-- start of Data for this exercise --

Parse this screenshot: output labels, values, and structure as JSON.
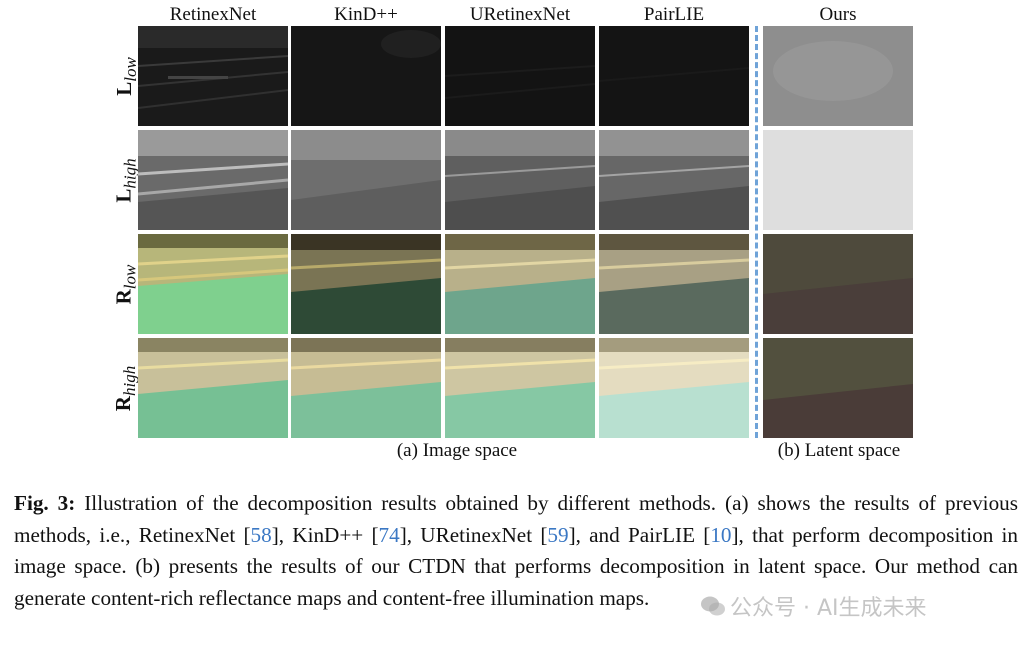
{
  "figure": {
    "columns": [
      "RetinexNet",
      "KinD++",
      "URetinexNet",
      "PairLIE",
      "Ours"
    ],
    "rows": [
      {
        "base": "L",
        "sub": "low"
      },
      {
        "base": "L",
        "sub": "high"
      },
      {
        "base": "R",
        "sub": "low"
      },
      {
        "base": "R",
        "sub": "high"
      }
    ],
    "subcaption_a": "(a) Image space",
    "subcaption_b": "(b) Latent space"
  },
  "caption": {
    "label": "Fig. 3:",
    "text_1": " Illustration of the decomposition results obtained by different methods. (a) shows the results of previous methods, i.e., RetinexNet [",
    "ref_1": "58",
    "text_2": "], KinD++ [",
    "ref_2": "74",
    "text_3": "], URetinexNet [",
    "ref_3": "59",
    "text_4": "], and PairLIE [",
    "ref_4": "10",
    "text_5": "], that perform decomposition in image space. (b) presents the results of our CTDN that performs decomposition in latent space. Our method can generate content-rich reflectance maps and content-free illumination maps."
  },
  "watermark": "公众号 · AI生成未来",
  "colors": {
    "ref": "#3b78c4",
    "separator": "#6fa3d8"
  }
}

-- end of Data for this exercise --

#### [Prompt]
Your task is to list each line of the records with the word "decomposition".

#### [Exercise result]
    "text_1": " Illustration of the decomposition results obtained by different methods. (a) shows the results of previous methods, i.e., RetinexNet [",
    "text_5": "], that perform decomposition in image space. (b) presents the results of our CTDN that performs decomposition in latent space. Our method can generate content-rich reflectance maps and content-free illumination maps."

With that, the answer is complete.